◆ **Goal**
Pull each line holding the word "JSON" from the data.

[Recorded data]
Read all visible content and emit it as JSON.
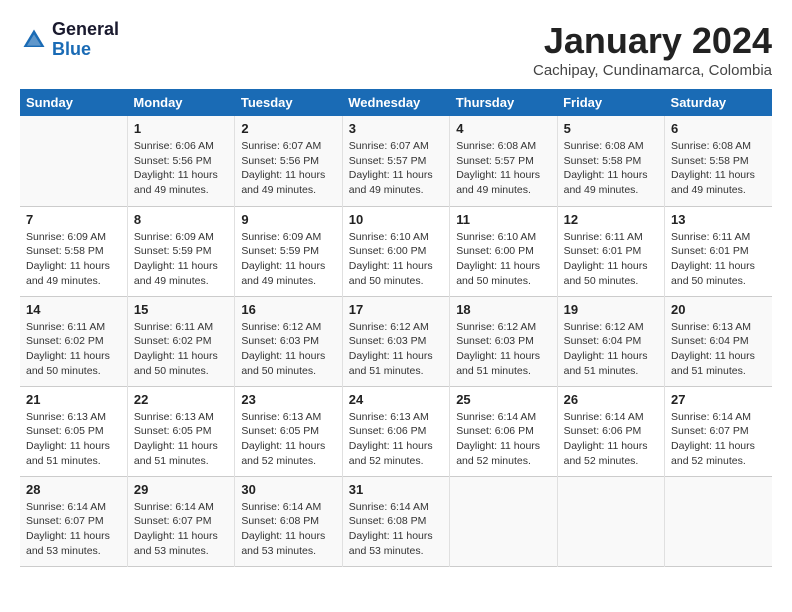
{
  "logo": {
    "line1": "General",
    "line2": "Blue"
  },
  "title": "January 2024",
  "location": "Cachipay, Cundinamarca, Colombia",
  "days_of_week": [
    "Sunday",
    "Monday",
    "Tuesday",
    "Wednesday",
    "Thursday",
    "Friday",
    "Saturday"
  ],
  "weeks": [
    [
      {
        "day": "",
        "info": ""
      },
      {
        "day": "1",
        "info": "Sunrise: 6:06 AM\nSunset: 5:56 PM\nDaylight: 11 hours\nand 49 minutes."
      },
      {
        "day": "2",
        "info": "Sunrise: 6:07 AM\nSunset: 5:56 PM\nDaylight: 11 hours\nand 49 minutes."
      },
      {
        "day": "3",
        "info": "Sunrise: 6:07 AM\nSunset: 5:57 PM\nDaylight: 11 hours\nand 49 minutes."
      },
      {
        "day": "4",
        "info": "Sunrise: 6:08 AM\nSunset: 5:57 PM\nDaylight: 11 hours\nand 49 minutes."
      },
      {
        "day": "5",
        "info": "Sunrise: 6:08 AM\nSunset: 5:58 PM\nDaylight: 11 hours\nand 49 minutes."
      },
      {
        "day": "6",
        "info": "Sunrise: 6:08 AM\nSunset: 5:58 PM\nDaylight: 11 hours\nand 49 minutes."
      }
    ],
    [
      {
        "day": "7",
        "info": "Sunrise: 6:09 AM\nSunset: 5:58 PM\nDaylight: 11 hours\nand 49 minutes."
      },
      {
        "day": "8",
        "info": "Sunrise: 6:09 AM\nSunset: 5:59 PM\nDaylight: 11 hours\nand 49 minutes."
      },
      {
        "day": "9",
        "info": "Sunrise: 6:09 AM\nSunset: 5:59 PM\nDaylight: 11 hours\nand 49 minutes."
      },
      {
        "day": "10",
        "info": "Sunrise: 6:10 AM\nSunset: 6:00 PM\nDaylight: 11 hours\nand 50 minutes."
      },
      {
        "day": "11",
        "info": "Sunrise: 6:10 AM\nSunset: 6:00 PM\nDaylight: 11 hours\nand 50 minutes."
      },
      {
        "day": "12",
        "info": "Sunrise: 6:11 AM\nSunset: 6:01 PM\nDaylight: 11 hours\nand 50 minutes."
      },
      {
        "day": "13",
        "info": "Sunrise: 6:11 AM\nSunset: 6:01 PM\nDaylight: 11 hours\nand 50 minutes."
      }
    ],
    [
      {
        "day": "14",
        "info": "Sunrise: 6:11 AM\nSunset: 6:02 PM\nDaylight: 11 hours\nand 50 minutes."
      },
      {
        "day": "15",
        "info": "Sunrise: 6:11 AM\nSunset: 6:02 PM\nDaylight: 11 hours\nand 50 minutes."
      },
      {
        "day": "16",
        "info": "Sunrise: 6:12 AM\nSunset: 6:03 PM\nDaylight: 11 hours\nand 50 minutes."
      },
      {
        "day": "17",
        "info": "Sunrise: 6:12 AM\nSunset: 6:03 PM\nDaylight: 11 hours\nand 51 minutes."
      },
      {
        "day": "18",
        "info": "Sunrise: 6:12 AM\nSunset: 6:03 PM\nDaylight: 11 hours\nand 51 minutes."
      },
      {
        "day": "19",
        "info": "Sunrise: 6:12 AM\nSunset: 6:04 PM\nDaylight: 11 hours\nand 51 minutes."
      },
      {
        "day": "20",
        "info": "Sunrise: 6:13 AM\nSunset: 6:04 PM\nDaylight: 11 hours\nand 51 minutes."
      }
    ],
    [
      {
        "day": "21",
        "info": "Sunrise: 6:13 AM\nSunset: 6:05 PM\nDaylight: 11 hours\nand 51 minutes."
      },
      {
        "day": "22",
        "info": "Sunrise: 6:13 AM\nSunset: 6:05 PM\nDaylight: 11 hours\nand 51 minutes."
      },
      {
        "day": "23",
        "info": "Sunrise: 6:13 AM\nSunset: 6:05 PM\nDaylight: 11 hours\nand 52 minutes."
      },
      {
        "day": "24",
        "info": "Sunrise: 6:13 AM\nSunset: 6:06 PM\nDaylight: 11 hours\nand 52 minutes."
      },
      {
        "day": "25",
        "info": "Sunrise: 6:14 AM\nSunset: 6:06 PM\nDaylight: 11 hours\nand 52 minutes."
      },
      {
        "day": "26",
        "info": "Sunrise: 6:14 AM\nSunset: 6:06 PM\nDaylight: 11 hours\nand 52 minutes."
      },
      {
        "day": "27",
        "info": "Sunrise: 6:14 AM\nSunset: 6:07 PM\nDaylight: 11 hours\nand 52 minutes."
      }
    ],
    [
      {
        "day": "28",
        "info": "Sunrise: 6:14 AM\nSunset: 6:07 PM\nDaylight: 11 hours\nand 53 minutes."
      },
      {
        "day": "29",
        "info": "Sunrise: 6:14 AM\nSunset: 6:07 PM\nDaylight: 11 hours\nand 53 minutes."
      },
      {
        "day": "30",
        "info": "Sunrise: 6:14 AM\nSunset: 6:08 PM\nDaylight: 11 hours\nand 53 minutes."
      },
      {
        "day": "31",
        "info": "Sunrise: 6:14 AM\nSunset: 6:08 PM\nDaylight: 11 hours\nand 53 minutes."
      },
      {
        "day": "",
        "info": ""
      },
      {
        "day": "",
        "info": ""
      },
      {
        "day": "",
        "info": ""
      }
    ]
  ]
}
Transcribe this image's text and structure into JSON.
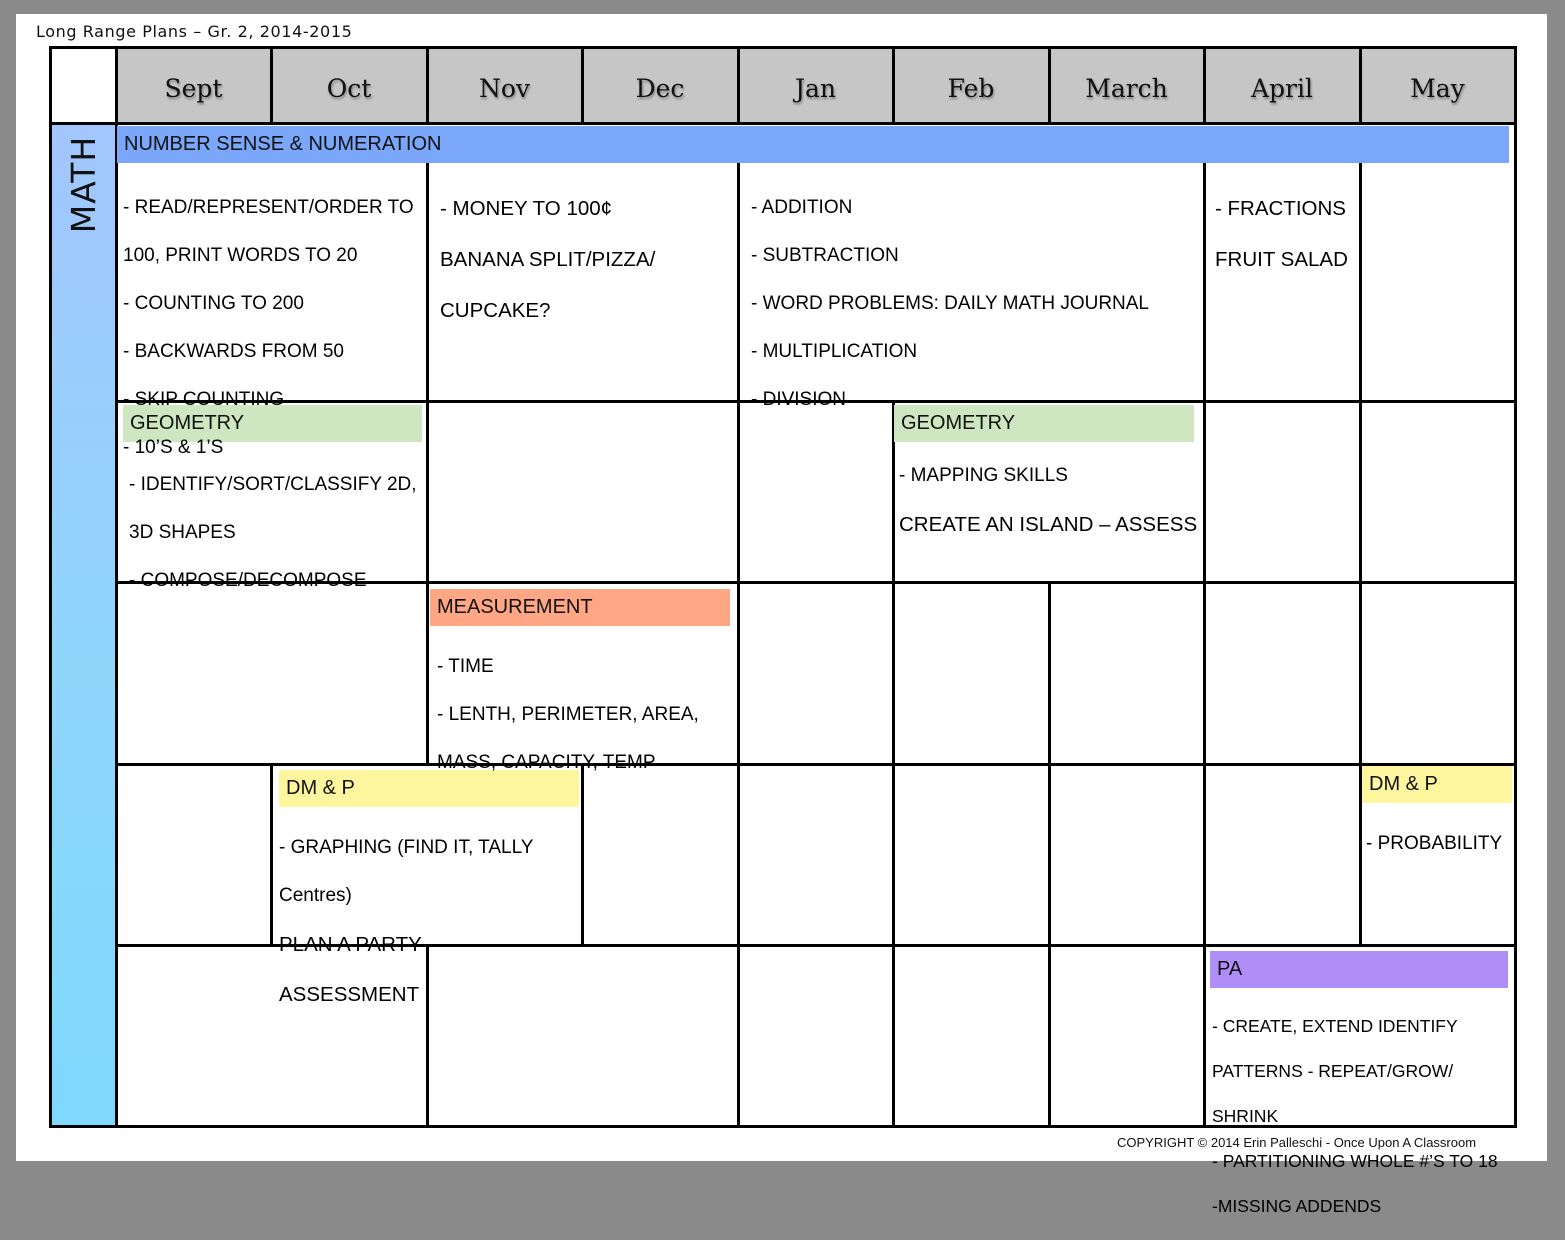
{
  "document": {
    "title": "Long Range Plans – Gr. 2, 2014-2015",
    "copyright": "COPYRIGHT © 2014 Erin Palleschi - Once Upon A Classroom"
  },
  "subject": "MATH",
  "months": [
    "Sept",
    "Oct",
    "Nov",
    "Dec",
    "Jan",
    "Feb",
    "March",
    "April",
    "May"
  ],
  "colors": {
    "number_sense": "#7ba7fb",
    "geometry": "#cfe7c1",
    "measurement": "#ffa784",
    "data_management": "#fef69e",
    "patterning": "#b08ef8",
    "month_header": "#c6c6c6"
  },
  "bands": {
    "number_sense": "NUMBER SENSE & NUMERATION",
    "geometry_fall": "GEOMETRY",
    "geometry_winter": "GEOMETRY",
    "measurement": "MEASUREMENT",
    "dmp_fall": "DM & P",
    "dmp_spring": "DM & P",
    "pa": "PA"
  },
  "cells": {
    "ns_sept_oct": [
      "- READ/REPRESENT/ORDER TO",
      "100, PRINT WORDS TO 20",
      "- COUNTING TO 200",
      "- BACKWARDS FROM 50",
      "- SKIP COUNTING",
      "- 10’S & 1’S"
    ],
    "ns_nov_dec": [
      "- MONEY TO 100¢",
      "BANANA SPLIT/PIZZA/",
      "CUPCAKE?"
    ],
    "ns_jan_march": [
      "- ADDITION",
      "- SUBTRACTION",
      "- WORD PROBLEMS: DAILY MATH JOURNAL",
      "- MULTIPLICATION",
      "- DIVISION"
    ],
    "ns_april": [
      "- FRACTIONS",
      "FRUIT SALAD"
    ],
    "geo_sept_oct": [
      "- IDENTIFY/SORT/CLASSIFY 2D,",
      "3D SHAPES",
      "- COMPOSE/DECOMPOSE"
    ],
    "geo_feb_march_line1": "- MAPPING SKILLS",
    "geo_feb_march_line2": "CREATE AN ISLAND – ASSESS",
    "meas_nov_dec": [
      "- TIME",
      "- LENTH, PERIMETER, AREA,",
      "MASS, CAPACITY, TEMP"
    ],
    "dmp_oct_nov_small": [
      "- GRAPHING (FIND IT, TALLY",
      "Centres)"
    ],
    "dmp_oct_nov_big": [
      "PLAN A PARTY –",
      "ASSESSMENT"
    ],
    "dmp_may": [
      "- PROBABILITY"
    ],
    "pa_april_may": [
      "- CREATE, EXTEND IDENTIFY",
      "PATTERNS - REPEAT/GROW/",
      "SHRINK",
      "- PARTITIONING WHOLE #’S TO 18",
      "-MISSING ADDENDS"
    ]
  }
}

◆ **The result**
Read all visible content and emit it as JSON.
Transcribe this image's text and structure into JSON.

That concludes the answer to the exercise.